▶ Your goal
Transcribe every entry word for word. Skip the pictures.

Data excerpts
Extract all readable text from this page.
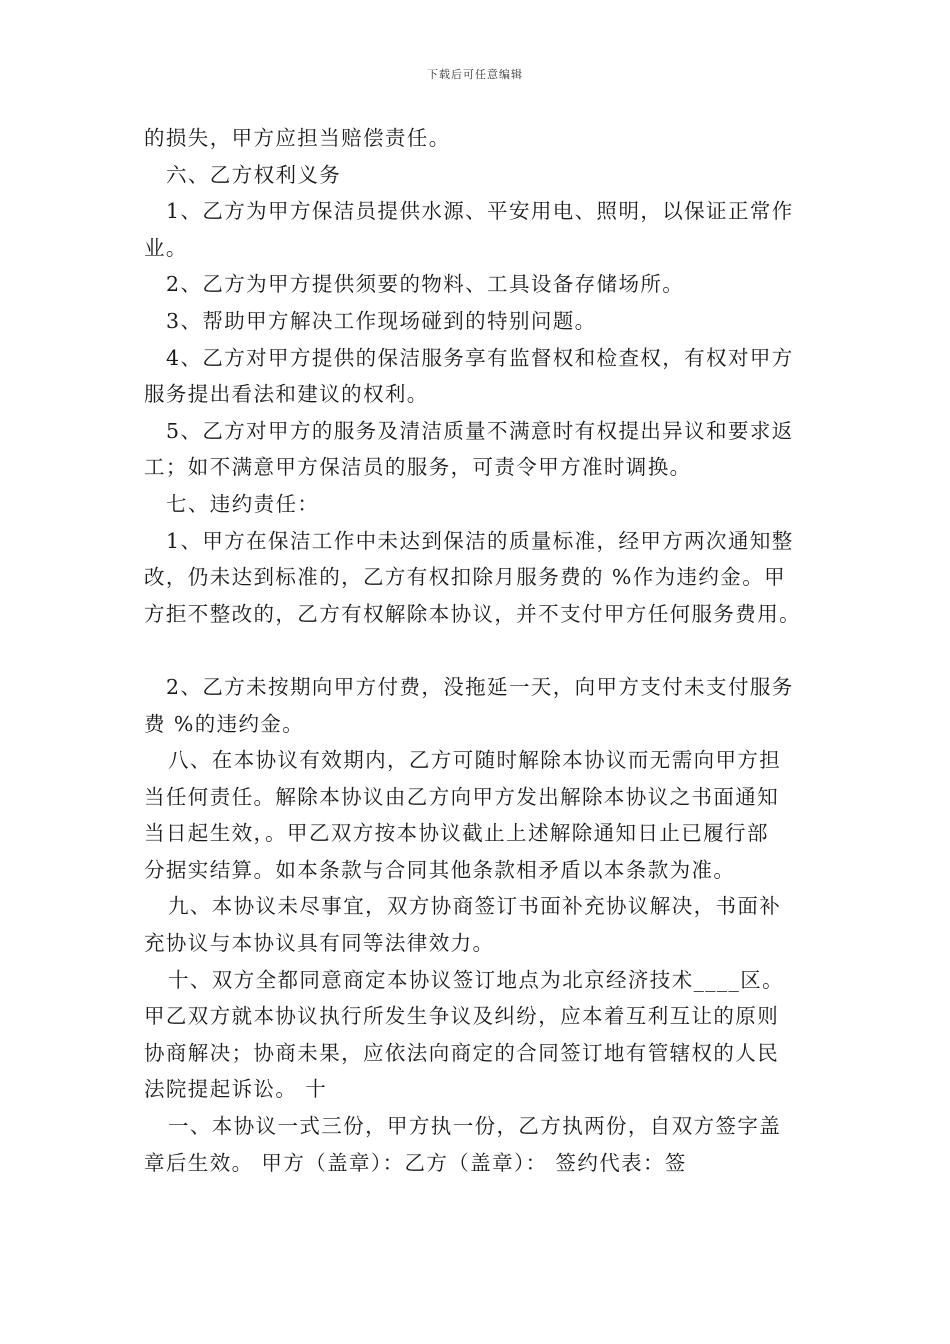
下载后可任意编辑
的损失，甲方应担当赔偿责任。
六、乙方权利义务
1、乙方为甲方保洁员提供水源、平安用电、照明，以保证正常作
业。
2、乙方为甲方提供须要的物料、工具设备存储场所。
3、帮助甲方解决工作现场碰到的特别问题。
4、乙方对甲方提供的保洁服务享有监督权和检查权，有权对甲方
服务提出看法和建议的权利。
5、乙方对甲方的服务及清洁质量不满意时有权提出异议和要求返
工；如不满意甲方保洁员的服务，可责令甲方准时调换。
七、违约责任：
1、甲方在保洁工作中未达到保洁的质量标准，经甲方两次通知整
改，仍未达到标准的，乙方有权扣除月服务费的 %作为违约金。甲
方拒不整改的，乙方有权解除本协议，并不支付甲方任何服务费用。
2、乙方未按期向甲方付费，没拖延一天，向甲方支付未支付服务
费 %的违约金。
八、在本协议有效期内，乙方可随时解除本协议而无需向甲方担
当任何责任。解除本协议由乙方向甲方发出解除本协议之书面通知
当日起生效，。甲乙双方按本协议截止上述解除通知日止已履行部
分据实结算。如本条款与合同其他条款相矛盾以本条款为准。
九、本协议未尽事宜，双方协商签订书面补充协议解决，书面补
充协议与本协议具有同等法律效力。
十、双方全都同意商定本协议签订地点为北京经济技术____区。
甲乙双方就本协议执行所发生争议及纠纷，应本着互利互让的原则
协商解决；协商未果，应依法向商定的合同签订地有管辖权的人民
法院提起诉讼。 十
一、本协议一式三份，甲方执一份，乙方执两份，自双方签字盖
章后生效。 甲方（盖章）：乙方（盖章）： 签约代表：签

▶ Response to this task
Extract all readable text from this page.
下载后可任意编辑
的损失，甲方应担当赔偿责任。
六、乙方权利义务
1、乙方为甲方保洁员提供水源、平安用电、照明，以保证正常作
业。
2、乙方为甲方提供须要的物料、工具设备存储场所。
3、帮助甲方解决工作现场碰到的特别问题。
4、乙方对甲方提供的保洁服务享有监督权和检查权，有权对甲方
服务提出看法和建议的权利。
5、乙方对甲方的服务及清洁质量不满意时有权提出异议和要求返
工；如不满意甲方保洁员的服务，可责令甲方准时调换。
七、违约责任：
1、甲方在保洁工作中未达到保洁的质量标准，经甲方两次通知整
改，仍未达到标准的，乙方有权扣除月服务费的 %作为违约金。甲
方拒不整改的，乙方有权解除本协议，并不支付甲方任何服务费用。
2、乙方未按期向甲方付费，没拖延一天，向甲方支付未支付服务
费 %的违约金。
八、在本协议有效期内，乙方可随时解除本协议而无需向甲方担
当任何责任。解除本协议由乙方向甲方发出解除本协议之书面通知
当日起生效，。甲乙双方按本协议截止上述解除通知日止已履行部
分据实结算。如本条款与合同其他条款相矛盾以本条款为准。
九、本协议未尽事宜，双方协商签订书面补充协议解决，书面补
充协议与本协议具有同等法律效力。
十、双方全都同意商定本协议签订地点为北京经济技术____区。
甲乙双方就本协议执行所发生争议及纠纷，应本着互利互让的原则
协商解决；协商未果，应依法向商定的合同签订地有管辖权的人民
法院提起诉讼。 十
一、本协议一式三份，甲方执一份，乙方执两份，自双方签字盖
章后生效。 甲方（盖章）：乙方（盖章）： 签约代表：签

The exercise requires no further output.